— begin DATASET EXTRACT —

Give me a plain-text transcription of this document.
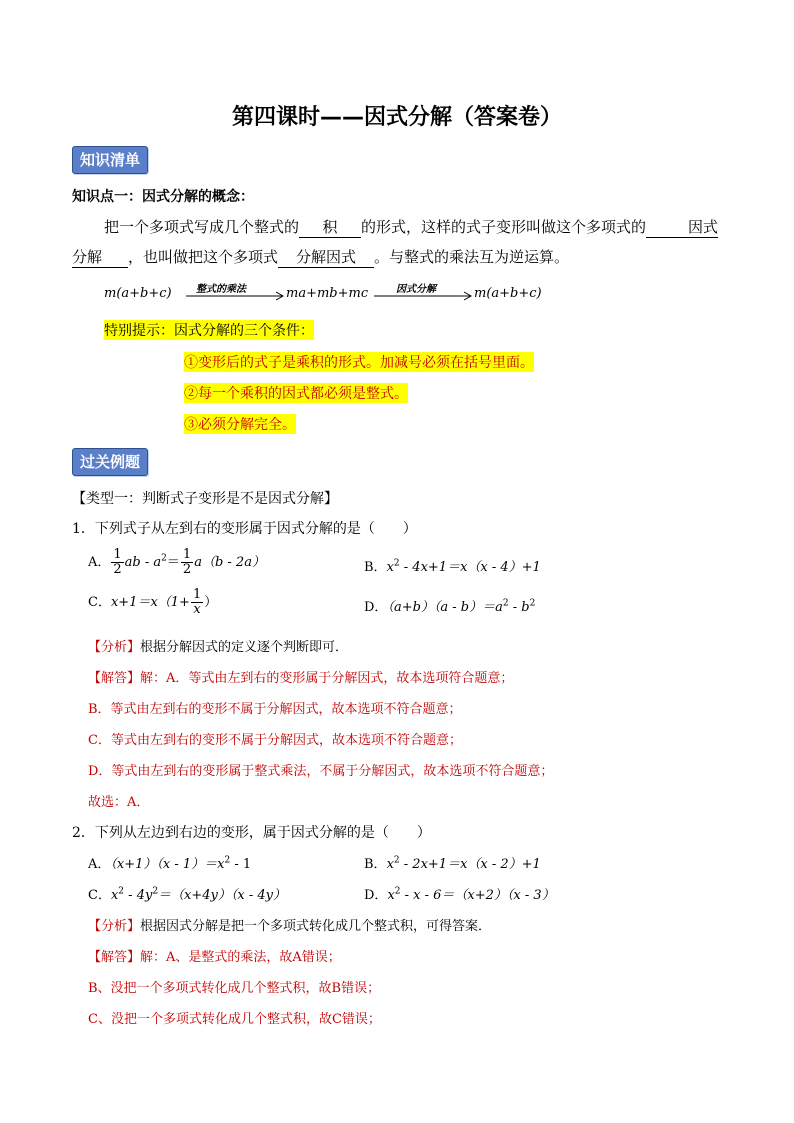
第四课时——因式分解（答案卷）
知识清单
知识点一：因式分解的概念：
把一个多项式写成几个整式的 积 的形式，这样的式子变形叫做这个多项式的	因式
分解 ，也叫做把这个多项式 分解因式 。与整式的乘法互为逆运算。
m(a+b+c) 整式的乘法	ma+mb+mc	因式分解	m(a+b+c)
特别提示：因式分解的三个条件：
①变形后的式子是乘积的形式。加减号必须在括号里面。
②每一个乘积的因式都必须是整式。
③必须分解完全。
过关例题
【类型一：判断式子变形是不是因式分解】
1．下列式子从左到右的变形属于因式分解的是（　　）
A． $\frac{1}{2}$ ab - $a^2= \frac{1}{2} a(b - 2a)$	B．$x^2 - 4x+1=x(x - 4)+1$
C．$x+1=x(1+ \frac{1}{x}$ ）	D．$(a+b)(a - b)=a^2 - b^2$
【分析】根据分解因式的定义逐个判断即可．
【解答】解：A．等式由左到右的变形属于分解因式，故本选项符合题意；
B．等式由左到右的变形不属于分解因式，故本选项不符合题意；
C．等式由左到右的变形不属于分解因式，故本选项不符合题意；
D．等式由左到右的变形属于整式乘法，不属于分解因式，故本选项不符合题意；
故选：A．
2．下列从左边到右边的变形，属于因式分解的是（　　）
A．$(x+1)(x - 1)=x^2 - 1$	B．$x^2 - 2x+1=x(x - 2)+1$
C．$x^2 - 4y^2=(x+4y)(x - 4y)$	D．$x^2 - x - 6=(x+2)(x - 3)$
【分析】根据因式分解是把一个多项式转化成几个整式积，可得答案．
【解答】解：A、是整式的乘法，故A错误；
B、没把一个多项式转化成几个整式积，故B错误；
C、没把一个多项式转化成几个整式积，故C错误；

— end DATASET EXTRACT —

Return every line above in which the string "frac" occurs.

A． $\frac{1}{2}$ ab - $a^2= \frac{1}{2} a(b - 2a)$	B．$x^2 - 4x+1=x(x - 4)+1$
C．$x+1=x(1+ \frac{1}{x}$ ）	D．$(a+b)(a - b)=a^2 - b^2$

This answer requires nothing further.